• **WHAT IS BEING ASKED**:
Find all lines in the records that include the word "elevatii", and copy them out.

• **SOURCE RECORDS**:
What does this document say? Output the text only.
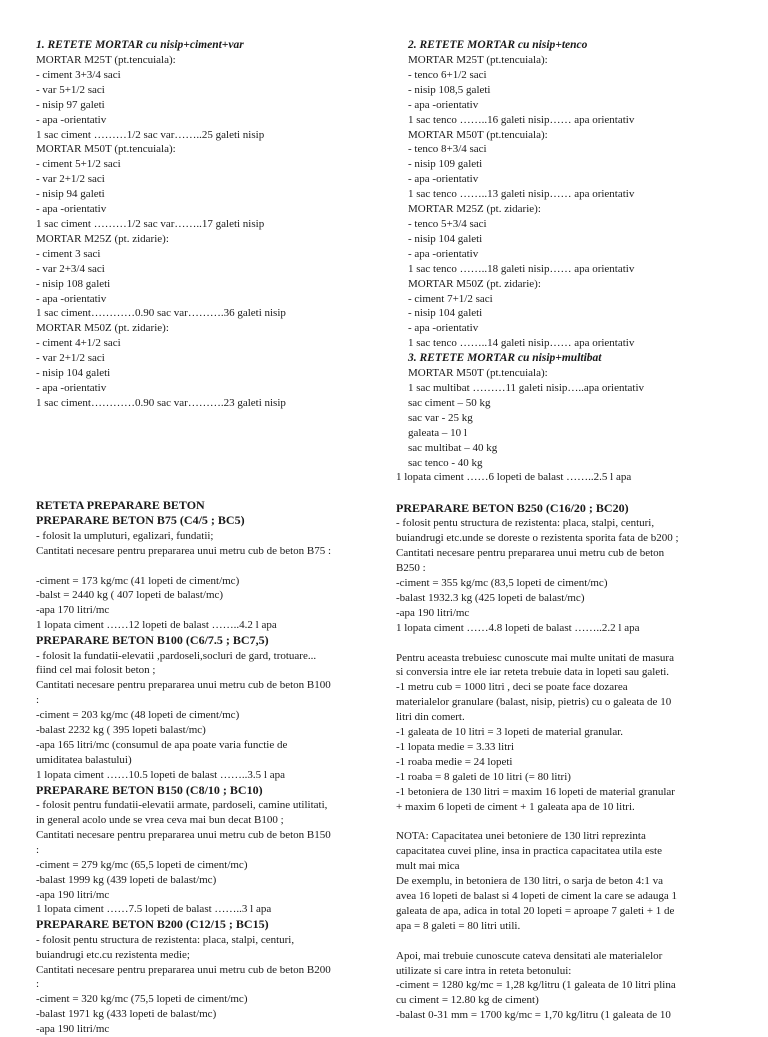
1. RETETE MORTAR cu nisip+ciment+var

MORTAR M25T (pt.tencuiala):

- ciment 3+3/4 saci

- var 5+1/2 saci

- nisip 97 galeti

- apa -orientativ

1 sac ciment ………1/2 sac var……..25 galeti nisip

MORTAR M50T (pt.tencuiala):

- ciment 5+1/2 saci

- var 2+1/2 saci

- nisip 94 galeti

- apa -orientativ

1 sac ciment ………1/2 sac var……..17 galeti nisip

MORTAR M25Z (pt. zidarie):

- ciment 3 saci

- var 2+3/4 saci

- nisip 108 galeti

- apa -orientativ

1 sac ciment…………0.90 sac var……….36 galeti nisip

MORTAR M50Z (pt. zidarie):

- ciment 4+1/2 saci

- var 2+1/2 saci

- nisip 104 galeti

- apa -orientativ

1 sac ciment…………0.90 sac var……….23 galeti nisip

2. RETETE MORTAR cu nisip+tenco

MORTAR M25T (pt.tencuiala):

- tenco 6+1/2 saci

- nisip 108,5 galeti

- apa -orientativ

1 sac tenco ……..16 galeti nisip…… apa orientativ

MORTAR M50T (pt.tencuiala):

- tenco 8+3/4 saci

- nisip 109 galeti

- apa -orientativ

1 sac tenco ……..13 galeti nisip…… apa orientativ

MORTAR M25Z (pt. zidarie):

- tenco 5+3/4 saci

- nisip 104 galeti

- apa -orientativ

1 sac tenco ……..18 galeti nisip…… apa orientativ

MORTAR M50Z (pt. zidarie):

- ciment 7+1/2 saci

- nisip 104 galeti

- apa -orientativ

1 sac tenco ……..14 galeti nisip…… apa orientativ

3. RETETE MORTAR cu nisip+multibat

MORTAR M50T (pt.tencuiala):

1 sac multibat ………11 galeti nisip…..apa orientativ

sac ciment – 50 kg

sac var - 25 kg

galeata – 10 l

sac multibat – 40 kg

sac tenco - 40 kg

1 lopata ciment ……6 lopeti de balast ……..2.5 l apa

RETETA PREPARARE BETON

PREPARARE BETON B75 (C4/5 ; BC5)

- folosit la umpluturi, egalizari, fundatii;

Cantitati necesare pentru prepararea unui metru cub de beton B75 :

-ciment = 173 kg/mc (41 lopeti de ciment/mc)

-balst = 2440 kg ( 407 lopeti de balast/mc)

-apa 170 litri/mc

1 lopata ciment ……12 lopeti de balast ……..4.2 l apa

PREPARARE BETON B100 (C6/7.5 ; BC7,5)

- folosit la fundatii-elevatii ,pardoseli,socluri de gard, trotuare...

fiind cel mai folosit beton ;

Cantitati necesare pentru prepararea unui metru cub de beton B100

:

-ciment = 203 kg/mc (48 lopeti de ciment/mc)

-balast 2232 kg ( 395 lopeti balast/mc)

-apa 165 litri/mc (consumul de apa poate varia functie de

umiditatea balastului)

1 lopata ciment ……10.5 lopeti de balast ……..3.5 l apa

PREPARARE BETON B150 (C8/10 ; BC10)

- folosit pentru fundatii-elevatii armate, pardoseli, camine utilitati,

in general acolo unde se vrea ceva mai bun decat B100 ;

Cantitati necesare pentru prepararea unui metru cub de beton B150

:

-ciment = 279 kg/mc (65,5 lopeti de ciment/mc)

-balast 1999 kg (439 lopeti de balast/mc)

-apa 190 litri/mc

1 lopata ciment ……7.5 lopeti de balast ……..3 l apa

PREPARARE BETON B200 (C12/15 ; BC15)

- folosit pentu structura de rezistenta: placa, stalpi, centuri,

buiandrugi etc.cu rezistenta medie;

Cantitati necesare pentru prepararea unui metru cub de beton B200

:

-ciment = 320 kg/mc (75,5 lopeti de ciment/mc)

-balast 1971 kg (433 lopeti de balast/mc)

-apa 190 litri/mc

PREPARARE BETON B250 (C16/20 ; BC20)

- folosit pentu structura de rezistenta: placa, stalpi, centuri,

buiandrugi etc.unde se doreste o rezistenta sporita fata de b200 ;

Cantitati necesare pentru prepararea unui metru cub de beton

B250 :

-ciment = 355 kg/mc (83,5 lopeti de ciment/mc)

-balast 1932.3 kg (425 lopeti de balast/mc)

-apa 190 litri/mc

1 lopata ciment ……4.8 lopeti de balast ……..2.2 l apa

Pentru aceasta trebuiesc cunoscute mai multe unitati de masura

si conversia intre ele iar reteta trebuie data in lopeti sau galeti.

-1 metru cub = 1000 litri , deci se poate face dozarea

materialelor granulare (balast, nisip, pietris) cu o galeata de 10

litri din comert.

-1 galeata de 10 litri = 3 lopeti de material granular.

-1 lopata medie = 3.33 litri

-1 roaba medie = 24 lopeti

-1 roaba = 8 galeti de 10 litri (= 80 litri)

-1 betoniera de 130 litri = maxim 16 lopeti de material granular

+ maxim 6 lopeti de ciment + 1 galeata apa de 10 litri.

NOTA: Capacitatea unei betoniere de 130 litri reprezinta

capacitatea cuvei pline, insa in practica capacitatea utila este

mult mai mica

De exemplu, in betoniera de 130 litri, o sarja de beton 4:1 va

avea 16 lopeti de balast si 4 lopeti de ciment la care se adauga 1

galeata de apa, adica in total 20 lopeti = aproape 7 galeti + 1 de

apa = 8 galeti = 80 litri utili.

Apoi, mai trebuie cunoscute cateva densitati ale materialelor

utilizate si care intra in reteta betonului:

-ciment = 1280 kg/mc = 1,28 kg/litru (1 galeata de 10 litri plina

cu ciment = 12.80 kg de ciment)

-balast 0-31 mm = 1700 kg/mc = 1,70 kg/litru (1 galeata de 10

• **THE RESULT**:
- folosit la fundatii-elevatii ,pardoseli,socluri de gard, trotuare...
- folosit pentru fundatii-elevatii armate, pardoseli, camine utilitati,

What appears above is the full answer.